» Provided entries
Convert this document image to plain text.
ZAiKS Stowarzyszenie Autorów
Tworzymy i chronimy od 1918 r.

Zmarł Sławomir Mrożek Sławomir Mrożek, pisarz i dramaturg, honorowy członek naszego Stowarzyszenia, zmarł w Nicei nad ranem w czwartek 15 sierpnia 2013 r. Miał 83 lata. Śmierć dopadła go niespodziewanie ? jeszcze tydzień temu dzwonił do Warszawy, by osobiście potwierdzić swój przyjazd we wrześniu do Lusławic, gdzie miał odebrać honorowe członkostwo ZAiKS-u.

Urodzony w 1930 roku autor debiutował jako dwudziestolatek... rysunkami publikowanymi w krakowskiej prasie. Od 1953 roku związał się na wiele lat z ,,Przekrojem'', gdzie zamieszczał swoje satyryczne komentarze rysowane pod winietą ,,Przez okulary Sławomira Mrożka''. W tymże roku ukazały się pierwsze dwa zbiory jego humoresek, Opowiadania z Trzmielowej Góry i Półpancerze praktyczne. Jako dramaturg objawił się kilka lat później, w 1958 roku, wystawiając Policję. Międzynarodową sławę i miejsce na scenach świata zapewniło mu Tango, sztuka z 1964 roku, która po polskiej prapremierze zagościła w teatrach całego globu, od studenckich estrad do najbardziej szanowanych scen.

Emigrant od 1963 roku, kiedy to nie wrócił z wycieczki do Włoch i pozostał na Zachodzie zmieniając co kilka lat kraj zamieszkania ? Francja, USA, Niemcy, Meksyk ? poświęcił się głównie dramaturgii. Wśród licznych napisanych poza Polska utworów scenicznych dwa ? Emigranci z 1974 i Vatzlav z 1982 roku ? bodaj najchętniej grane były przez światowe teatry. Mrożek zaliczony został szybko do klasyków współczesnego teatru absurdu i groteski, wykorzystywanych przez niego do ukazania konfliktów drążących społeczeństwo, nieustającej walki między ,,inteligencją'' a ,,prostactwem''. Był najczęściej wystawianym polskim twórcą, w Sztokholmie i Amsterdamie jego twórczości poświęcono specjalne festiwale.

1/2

» Task instructions
Every record above must be duplicated exactly.

» Full solution
Convert this document image to plain text.
ZAiKS Stowarzyszenie Autorów
Tworzymy i chronimy od 1918 r.

Zmarł Sławomir Mrożek Sławomir Mrożek, pisarz i dramaturg, honorowy członek naszego Stowarzyszenia, zmarł w Nicei nad ranem w czwartek 15 sierpnia 2013 r. Miał 83 lata. Śmierć dopadła go niespodziewanie ? jeszcze tydzień temu dzwonił do Warszawy, by osobiście potwierdzić swój przyjazd we wrześniu do Lusławic, gdzie miał odebrać honorowe członkostwo ZAiKS-u.

Urodzony w 1930 roku autor debiutował jako dwudziestolatek... rysunkami publikowanymi w krakowskiej prasie. Od 1953 roku związał się na wiele lat z ,,Przekrojem'', gdzie zamieszczał swoje satyryczne komentarze rysowane pod winietą ,,Przez okulary Sławomira Mrożka''. W tymże roku ukazały się pierwsze dwa zbiory jego humoresek, Opowiadania z Trzmielowej Góry i Półpancerze praktyczne. Jako dramaturg objawił się kilka lat później, w 1958 roku, wystawiając Policję. Międzynarodową sławę i miejsce na scenach świata zapewniło mu Tango, sztuka z 1964 roku, która po polskiej prapremierze zagościła w teatrach całego globu, od studenckich estrad do najbardziej szanowanych scen.

Emigrant od 1963 roku, kiedy to nie wrócił z wycieczki do Włoch i pozostał na Zachodzie zmieniając co kilka lat kraj zamieszkania ? Francja, USA, Niemcy, Meksyk ? poświęcił się głównie dramaturgii. Wśród licznych napisanych poza Polska utworów scenicznych dwa ? Emigranci z 1974 i Vatzlav z 1982 roku ? bodaj najchętniej grane były przez światowe teatry. Mrożek zaliczony został szybko do klasyków współczesnego teatru absurdu i groteski, wykorzystywanych przez niego do ukazania konfliktów drążących społeczeństwo, nieustającej walki między ,,inteligencją'' a ,,prostactwem''. Był najczęściej wystawianym polskim twórcą, w Sztokholmie i Amsterdamie jego twórczości poświęcono specjalne festiwale.

1/2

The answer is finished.